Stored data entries
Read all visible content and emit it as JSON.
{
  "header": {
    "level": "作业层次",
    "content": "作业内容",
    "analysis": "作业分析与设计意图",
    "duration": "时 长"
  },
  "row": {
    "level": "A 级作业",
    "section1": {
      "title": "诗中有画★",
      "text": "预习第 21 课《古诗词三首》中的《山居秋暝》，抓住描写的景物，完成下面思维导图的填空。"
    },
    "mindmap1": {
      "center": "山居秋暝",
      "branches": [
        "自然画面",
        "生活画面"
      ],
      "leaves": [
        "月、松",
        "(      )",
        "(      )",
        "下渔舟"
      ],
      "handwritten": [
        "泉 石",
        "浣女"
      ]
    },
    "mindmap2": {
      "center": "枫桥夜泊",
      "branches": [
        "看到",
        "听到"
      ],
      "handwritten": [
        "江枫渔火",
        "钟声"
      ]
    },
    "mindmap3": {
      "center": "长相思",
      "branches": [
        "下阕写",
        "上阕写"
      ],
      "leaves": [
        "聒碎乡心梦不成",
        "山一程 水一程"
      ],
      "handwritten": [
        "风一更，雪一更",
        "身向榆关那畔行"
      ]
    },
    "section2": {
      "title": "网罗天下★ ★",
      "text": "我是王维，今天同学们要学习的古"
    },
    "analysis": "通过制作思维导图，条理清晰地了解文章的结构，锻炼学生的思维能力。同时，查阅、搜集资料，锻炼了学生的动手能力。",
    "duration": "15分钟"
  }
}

Problem description |
Copy out each line of the data where the string "text" appears.

Exercise output |
      "text": "预习第 21 课《古诗词三首》中的《山居秋暝》，抓住描写的景物，完成下面思维导图的填空。"
      "text": "我是王维，今天同学们要学习的古"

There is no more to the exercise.